Challenges:
[1] Which names do the import lines in the GLiClass reinforcement learning page bring in? List every one.
[2] Copy out, word for word, the stretch of the GLiClass reinforcement learning page from "model = GLiClassModel.from_pretrained(model_name)" through "value_model.resize_token_embeddings(len(tokenizer))".

Document:

** begin **

The GLiClass framework also supports Reinforcement learning, you can start training models using it with just a couple of changes to your training script.

Load pretrained model

This step leaves unchanged

import torch
from gliclass import GLiClassModel
from transformers import AutoTokenizer

device = torch.device('cuda:0') if torch.cuda.is_available else torch.device('cpu')

model_name = "knowledgator/gliclass-small-v1.0"
model = GLiClassModel.from_pretrained(model_name)
tokenizer = AutoTokenizer.from_pretrained(model_name)

Initialize RL training components

from transformers import AutoModelForSequenceClassification
from gliclass.pipeline import ZeroShotClassificationPipeline

# Value model for advantage estimation
value_model = AutoModelForSequenceClassification.from_pretrained(model.config.encoder_model_name, num_labels=1)
value_model.resize_token_embeddings(len(tokenizer))

** end **

Data extract:
** begin **

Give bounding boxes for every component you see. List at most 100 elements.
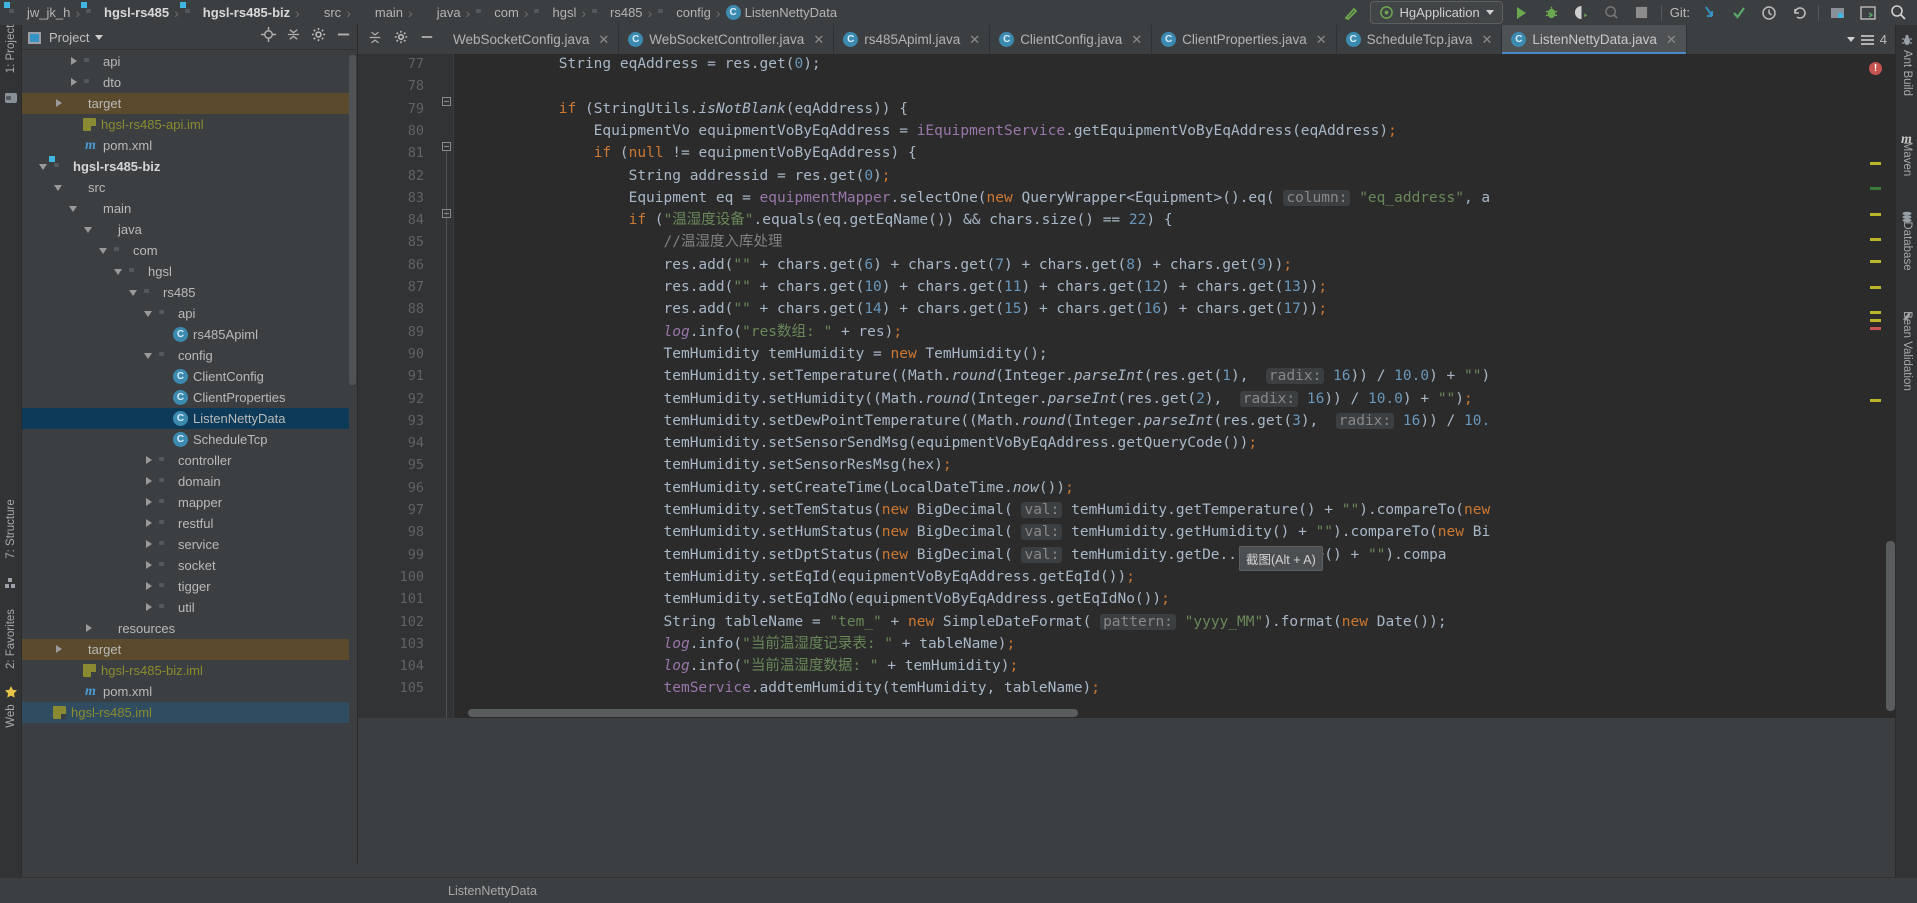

** end **

Final results:
[1]
- torch
- GLiClassModel
- AutoTokenizer
- AutoModelForSequenceClassification
- ZeroShotClassificationPipeline

[2]
model = GLiClassModel.from_pretrained(model_name)
tokenizer = AutoTokenizer.from_pretrained(model_name)

Initialize RL training components

from transformers import AutoModelForSequenceClassification
from gliclass.pipeline import ZeroShotClassificationPipeline

# Value model for advantage estimation
value_model = AutoModelForSequenceClassification.from_pretrained(model.config.encoder_model_name, num_labels=1)
value_model.resize_token_embeddings(len(tokenizer))